-- Task to carry out --
Present every line in which the string "other" appears.

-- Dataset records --
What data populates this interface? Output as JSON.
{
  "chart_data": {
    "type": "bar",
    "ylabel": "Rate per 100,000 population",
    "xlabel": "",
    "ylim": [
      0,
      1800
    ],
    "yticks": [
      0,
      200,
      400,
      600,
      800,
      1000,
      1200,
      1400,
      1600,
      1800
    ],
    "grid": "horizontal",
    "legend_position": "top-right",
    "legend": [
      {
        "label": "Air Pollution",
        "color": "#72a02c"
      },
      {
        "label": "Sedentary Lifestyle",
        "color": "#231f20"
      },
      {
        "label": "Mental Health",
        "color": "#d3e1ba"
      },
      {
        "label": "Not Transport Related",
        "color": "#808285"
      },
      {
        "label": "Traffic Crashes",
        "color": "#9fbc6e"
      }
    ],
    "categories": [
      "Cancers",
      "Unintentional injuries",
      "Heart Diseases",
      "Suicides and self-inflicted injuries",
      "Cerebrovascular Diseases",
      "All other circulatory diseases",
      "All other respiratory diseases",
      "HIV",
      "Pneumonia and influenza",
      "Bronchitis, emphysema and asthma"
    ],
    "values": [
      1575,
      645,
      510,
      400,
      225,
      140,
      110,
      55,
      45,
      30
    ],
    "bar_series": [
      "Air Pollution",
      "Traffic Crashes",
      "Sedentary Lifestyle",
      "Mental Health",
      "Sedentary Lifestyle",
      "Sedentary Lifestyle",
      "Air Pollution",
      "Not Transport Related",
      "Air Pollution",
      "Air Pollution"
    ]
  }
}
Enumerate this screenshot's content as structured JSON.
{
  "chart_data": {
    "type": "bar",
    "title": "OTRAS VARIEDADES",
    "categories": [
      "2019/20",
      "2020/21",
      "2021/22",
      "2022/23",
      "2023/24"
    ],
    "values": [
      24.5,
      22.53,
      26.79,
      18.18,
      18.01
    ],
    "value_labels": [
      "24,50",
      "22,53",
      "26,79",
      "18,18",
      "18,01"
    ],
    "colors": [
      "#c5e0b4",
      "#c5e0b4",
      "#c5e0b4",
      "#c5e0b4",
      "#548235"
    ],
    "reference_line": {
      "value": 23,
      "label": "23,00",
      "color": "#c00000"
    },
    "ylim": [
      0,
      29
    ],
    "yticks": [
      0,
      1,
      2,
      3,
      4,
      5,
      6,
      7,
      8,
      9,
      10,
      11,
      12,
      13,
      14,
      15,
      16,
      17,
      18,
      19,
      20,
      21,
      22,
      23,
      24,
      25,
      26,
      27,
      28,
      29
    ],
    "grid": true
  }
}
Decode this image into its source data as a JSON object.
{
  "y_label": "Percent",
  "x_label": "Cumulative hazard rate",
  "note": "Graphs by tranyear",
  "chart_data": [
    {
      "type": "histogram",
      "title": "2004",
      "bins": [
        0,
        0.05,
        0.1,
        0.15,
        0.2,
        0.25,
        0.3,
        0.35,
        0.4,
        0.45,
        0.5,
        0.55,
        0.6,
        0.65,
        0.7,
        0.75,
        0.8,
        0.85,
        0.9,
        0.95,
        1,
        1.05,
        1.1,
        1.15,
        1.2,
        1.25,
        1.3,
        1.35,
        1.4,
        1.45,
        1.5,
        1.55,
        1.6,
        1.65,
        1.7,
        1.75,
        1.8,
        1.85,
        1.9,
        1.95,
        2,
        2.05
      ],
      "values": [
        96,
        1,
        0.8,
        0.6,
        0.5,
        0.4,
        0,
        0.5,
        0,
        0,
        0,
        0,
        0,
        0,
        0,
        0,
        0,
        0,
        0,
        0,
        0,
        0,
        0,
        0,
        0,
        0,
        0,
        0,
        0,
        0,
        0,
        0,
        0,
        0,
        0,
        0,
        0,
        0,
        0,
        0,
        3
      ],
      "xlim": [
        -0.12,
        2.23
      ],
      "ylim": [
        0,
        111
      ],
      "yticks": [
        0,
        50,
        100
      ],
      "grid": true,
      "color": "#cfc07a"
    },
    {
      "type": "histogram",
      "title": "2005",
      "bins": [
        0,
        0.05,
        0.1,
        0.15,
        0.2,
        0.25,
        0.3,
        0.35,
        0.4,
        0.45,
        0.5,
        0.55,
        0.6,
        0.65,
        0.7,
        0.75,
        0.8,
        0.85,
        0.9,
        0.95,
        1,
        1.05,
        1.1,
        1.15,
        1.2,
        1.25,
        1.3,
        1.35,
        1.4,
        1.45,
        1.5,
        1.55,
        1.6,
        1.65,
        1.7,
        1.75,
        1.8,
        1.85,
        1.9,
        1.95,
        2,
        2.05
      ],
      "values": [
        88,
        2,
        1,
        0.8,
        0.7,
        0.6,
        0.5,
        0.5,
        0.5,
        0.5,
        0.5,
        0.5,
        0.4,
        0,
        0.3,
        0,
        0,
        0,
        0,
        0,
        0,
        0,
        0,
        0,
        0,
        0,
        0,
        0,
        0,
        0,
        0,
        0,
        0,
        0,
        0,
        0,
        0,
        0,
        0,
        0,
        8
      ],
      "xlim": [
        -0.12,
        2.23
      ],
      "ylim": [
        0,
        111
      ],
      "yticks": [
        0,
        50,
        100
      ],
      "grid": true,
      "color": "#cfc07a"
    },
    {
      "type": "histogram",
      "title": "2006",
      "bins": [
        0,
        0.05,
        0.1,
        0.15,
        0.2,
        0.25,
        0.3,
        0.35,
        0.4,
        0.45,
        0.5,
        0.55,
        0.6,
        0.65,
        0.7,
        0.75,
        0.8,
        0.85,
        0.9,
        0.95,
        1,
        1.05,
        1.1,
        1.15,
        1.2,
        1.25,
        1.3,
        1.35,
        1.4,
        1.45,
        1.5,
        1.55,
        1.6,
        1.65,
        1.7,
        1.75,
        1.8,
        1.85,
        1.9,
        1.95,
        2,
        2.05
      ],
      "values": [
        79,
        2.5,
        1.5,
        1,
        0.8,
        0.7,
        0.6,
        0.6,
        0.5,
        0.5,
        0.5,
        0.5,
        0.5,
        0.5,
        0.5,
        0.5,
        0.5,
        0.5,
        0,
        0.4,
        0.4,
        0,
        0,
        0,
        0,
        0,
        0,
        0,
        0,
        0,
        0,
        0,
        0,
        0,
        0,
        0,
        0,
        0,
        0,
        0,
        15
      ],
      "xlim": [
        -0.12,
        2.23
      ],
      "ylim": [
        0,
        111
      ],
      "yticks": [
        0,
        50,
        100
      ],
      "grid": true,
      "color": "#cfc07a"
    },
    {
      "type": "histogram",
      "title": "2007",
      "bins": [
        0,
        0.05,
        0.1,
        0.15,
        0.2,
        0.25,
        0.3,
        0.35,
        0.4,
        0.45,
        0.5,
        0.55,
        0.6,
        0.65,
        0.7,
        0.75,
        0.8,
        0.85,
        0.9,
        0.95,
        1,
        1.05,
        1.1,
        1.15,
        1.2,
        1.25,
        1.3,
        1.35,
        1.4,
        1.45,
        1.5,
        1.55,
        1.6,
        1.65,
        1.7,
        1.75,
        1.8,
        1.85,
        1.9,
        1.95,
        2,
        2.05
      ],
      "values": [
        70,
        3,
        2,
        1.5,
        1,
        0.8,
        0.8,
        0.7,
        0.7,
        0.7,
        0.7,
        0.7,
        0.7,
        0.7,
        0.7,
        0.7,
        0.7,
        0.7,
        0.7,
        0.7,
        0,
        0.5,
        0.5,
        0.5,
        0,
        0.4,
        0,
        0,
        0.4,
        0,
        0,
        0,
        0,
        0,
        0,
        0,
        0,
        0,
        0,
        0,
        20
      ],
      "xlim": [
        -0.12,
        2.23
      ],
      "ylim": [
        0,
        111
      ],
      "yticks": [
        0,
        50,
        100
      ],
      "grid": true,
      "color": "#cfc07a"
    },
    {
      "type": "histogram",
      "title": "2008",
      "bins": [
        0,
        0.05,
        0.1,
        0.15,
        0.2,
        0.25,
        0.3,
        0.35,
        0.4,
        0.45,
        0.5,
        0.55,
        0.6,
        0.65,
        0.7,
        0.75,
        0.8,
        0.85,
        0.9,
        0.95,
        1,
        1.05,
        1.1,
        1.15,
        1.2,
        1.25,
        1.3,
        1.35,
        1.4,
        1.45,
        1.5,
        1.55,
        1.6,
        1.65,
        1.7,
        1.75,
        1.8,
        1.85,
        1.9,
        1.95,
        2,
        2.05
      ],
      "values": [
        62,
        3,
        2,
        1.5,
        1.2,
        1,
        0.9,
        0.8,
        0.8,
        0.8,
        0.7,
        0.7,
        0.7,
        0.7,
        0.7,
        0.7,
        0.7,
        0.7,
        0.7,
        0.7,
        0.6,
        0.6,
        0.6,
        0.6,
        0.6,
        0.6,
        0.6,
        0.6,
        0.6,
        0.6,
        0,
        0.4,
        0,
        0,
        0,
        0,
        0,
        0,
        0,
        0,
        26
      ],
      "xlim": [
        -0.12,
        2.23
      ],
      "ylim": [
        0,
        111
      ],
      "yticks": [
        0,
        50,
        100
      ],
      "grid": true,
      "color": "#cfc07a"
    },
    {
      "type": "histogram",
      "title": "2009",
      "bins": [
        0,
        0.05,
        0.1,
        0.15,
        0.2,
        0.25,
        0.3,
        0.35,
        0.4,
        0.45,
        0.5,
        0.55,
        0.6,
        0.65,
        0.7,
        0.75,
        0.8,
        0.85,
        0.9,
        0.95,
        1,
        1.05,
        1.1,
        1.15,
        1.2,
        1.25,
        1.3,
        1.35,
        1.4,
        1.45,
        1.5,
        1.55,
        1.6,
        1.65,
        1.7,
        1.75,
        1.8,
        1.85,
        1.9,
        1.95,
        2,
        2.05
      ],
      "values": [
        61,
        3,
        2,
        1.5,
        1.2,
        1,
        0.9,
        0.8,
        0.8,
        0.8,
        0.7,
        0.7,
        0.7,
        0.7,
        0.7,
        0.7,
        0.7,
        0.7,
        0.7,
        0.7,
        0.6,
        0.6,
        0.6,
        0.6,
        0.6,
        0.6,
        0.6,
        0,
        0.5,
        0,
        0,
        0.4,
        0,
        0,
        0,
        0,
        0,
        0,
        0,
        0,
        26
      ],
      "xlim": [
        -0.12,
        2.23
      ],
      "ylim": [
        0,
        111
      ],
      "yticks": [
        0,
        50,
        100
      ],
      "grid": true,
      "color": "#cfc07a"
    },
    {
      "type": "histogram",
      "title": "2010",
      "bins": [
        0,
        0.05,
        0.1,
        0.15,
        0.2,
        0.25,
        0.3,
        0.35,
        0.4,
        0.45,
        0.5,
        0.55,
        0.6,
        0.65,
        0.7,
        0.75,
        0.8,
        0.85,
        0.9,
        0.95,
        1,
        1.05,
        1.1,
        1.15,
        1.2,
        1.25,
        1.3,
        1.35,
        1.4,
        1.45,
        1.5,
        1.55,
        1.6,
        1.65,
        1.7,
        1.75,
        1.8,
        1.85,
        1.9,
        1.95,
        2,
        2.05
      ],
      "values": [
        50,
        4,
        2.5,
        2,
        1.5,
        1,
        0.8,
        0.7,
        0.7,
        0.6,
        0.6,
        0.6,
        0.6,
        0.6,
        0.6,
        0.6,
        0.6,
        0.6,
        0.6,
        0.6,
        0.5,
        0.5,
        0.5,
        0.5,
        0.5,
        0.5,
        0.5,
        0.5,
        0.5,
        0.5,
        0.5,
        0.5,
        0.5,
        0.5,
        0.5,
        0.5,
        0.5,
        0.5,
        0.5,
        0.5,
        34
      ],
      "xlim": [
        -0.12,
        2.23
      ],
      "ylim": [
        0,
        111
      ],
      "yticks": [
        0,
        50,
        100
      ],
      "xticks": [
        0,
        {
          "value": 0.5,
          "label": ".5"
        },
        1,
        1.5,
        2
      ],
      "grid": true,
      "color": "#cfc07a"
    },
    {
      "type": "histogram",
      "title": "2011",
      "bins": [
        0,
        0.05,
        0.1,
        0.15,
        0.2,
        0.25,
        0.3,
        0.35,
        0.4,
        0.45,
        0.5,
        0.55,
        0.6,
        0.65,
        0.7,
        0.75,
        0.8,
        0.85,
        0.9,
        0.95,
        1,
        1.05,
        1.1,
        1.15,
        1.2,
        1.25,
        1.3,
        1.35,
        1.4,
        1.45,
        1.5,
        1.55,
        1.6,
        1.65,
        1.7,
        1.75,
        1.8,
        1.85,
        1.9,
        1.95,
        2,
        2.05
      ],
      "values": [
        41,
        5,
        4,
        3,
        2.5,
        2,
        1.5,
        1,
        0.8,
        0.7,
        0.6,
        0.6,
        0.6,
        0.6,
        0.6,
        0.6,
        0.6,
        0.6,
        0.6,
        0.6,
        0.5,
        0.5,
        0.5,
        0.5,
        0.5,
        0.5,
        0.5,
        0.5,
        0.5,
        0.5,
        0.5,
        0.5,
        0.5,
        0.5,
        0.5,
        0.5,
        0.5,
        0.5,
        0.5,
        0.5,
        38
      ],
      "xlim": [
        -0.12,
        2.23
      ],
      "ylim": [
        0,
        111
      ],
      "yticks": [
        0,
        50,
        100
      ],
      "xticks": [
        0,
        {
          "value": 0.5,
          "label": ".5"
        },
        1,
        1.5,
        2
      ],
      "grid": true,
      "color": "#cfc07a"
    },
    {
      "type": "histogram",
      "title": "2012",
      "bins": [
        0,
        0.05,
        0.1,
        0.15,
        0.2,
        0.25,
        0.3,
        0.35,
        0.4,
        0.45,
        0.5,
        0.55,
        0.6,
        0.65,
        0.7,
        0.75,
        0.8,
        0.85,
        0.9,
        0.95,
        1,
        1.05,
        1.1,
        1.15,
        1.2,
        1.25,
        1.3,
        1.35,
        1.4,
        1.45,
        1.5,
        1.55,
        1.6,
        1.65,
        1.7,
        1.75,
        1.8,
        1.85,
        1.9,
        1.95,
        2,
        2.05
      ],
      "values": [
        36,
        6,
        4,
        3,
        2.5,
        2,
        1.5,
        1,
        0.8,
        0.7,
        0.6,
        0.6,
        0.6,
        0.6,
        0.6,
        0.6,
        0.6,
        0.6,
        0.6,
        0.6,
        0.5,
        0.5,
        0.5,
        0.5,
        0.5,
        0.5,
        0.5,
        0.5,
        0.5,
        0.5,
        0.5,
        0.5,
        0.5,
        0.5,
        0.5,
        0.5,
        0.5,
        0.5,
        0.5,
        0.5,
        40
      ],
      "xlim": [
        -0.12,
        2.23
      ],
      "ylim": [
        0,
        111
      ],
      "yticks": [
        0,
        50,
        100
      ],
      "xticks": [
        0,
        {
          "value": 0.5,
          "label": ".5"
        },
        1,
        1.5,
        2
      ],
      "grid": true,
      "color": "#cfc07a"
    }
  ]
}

-- Output for this task --
      "All other circulatory diseases",
      "All other respiratory diseases",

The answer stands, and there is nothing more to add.